- _Task details_
Without including any images, repeat the data exactly.

- _Entries_

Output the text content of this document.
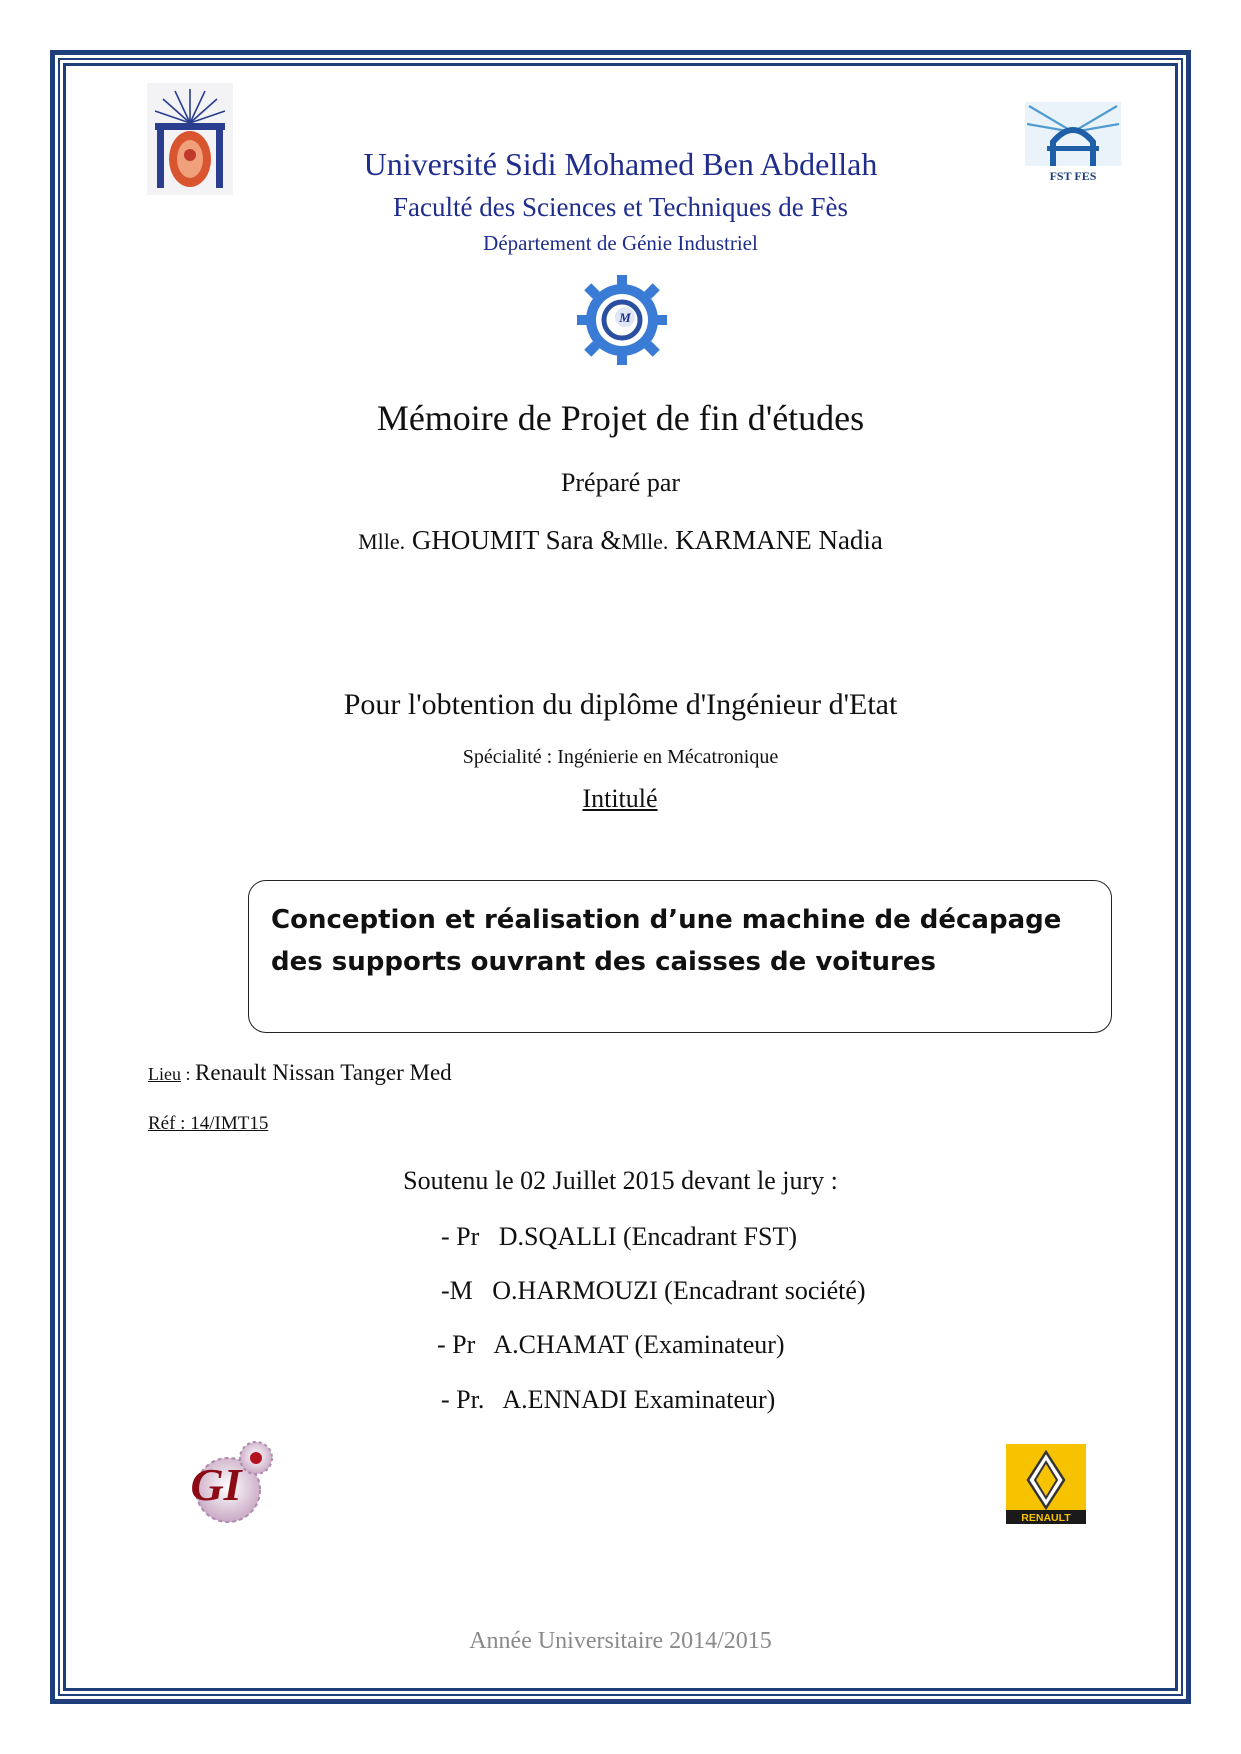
FST FES
Université Sidi Mohamed Ben Abdellah
Faculté des Sciences et Techniques de Fès
Département de Génie Industriel
M
Mémoire de Projet de fin d'études
Préparé par
Mlle. GHOUMIT Sara &Mlle. KARMANE Nadia
Pour l'obtention du diplôme d'Ingénieur d'Etat
Spécialité : Ingénierie en Mécatronique
Intitulé
Conception et réalisation d’une machine de décapage
des supports ouvrant des caisses de voitures
Lieu : Renault Nissan Tanger Med
Réf : 14/IMT15
Soutenu le 02 Juillet 2015 devant le jury :
- Pr   D.SQALLI (Encadrant FST)
-M   O.HARMOUZI (Encadrant société)
- Pr   A.CHAMAT (Examinateur)
- Pr.   A.ENNADI Examinateur)
GI
RENAULT
Année Universitaire 2014/2015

- _Output for this task_
Output the text content of this document.
FST FES
Université Sidi Mohamed Ben Abdellah
Faculté des Sciences et Techniques de Fès
Département de Génie Industriel
M
Mémoire de Projet de fin d'études
Préparé par
Mlle. GHOUMIT Sara &Mlle. KARMANE Nadia
Pour l'obtention du diplôme d'Ingénieur d'Etat
Spécialité : Ingénierie en Mécatronique
Intitulé
Conception et réalisation d’une machine de décapage
des supports ouvrant des caisses de voitures
Lieu : Renault Nissan Tanger Med
Réf : 14/IMT15
Soutenu le 02 Juillet 2015 devant le jury :
- Pr   D.SQALLI (Encadrant FST)
-M   O.HARMOUZI (Encadrant société)
- Pr   A.CHAMAT (Examinateur)
- Pr.   A.ENNADI Examinateur)
GI
RENAULT
Année Universitaire 2014/2015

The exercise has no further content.